Exercise directions
Copy every line of the listing that holds the string "Approved".

Records from a collection:

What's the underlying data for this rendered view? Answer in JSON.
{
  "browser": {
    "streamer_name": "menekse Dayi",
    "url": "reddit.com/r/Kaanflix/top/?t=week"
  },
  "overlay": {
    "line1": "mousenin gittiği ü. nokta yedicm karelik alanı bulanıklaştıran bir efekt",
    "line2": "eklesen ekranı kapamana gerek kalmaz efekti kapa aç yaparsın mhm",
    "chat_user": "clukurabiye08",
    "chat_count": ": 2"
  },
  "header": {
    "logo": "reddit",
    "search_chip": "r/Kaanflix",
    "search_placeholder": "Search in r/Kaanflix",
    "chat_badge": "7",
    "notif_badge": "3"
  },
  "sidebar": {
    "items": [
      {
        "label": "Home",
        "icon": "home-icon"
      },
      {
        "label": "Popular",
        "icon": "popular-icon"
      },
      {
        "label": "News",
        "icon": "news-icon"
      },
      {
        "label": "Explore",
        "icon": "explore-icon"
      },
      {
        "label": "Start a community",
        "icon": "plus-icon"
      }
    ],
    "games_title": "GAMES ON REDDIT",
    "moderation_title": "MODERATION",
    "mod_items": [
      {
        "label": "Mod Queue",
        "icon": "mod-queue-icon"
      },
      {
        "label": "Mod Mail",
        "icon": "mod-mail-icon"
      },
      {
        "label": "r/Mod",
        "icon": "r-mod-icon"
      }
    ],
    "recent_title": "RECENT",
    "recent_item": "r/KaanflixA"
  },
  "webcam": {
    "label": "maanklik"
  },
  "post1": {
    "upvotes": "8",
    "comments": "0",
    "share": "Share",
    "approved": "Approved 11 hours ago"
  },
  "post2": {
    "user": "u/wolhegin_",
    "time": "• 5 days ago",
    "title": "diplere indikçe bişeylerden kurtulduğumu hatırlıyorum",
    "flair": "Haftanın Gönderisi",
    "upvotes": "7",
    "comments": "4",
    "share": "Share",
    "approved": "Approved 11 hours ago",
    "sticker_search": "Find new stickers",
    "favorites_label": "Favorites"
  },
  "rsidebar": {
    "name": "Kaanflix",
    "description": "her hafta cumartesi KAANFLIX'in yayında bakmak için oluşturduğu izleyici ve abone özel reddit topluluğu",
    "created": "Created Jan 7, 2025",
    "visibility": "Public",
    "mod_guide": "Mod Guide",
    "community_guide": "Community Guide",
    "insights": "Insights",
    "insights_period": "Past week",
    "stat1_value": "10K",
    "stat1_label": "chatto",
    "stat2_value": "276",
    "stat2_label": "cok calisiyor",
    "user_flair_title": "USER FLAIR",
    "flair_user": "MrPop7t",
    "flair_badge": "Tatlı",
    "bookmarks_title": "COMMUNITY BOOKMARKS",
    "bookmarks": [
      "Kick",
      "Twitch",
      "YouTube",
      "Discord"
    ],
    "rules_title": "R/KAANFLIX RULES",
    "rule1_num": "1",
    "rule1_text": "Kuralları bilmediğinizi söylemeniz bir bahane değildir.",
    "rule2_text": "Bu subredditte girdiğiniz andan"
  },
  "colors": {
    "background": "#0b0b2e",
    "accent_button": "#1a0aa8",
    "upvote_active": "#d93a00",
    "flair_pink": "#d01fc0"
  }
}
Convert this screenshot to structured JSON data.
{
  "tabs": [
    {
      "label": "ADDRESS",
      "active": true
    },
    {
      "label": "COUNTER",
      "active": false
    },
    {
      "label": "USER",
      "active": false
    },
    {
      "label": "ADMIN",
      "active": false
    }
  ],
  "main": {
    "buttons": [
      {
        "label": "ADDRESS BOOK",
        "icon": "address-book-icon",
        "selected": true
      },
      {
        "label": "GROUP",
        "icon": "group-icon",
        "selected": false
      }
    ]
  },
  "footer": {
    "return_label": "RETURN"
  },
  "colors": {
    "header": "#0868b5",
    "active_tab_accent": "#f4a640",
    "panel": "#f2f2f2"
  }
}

Problem solution
    "approved": "Approved 11 hours ago"
    "approved": "Approved 11 hours ago",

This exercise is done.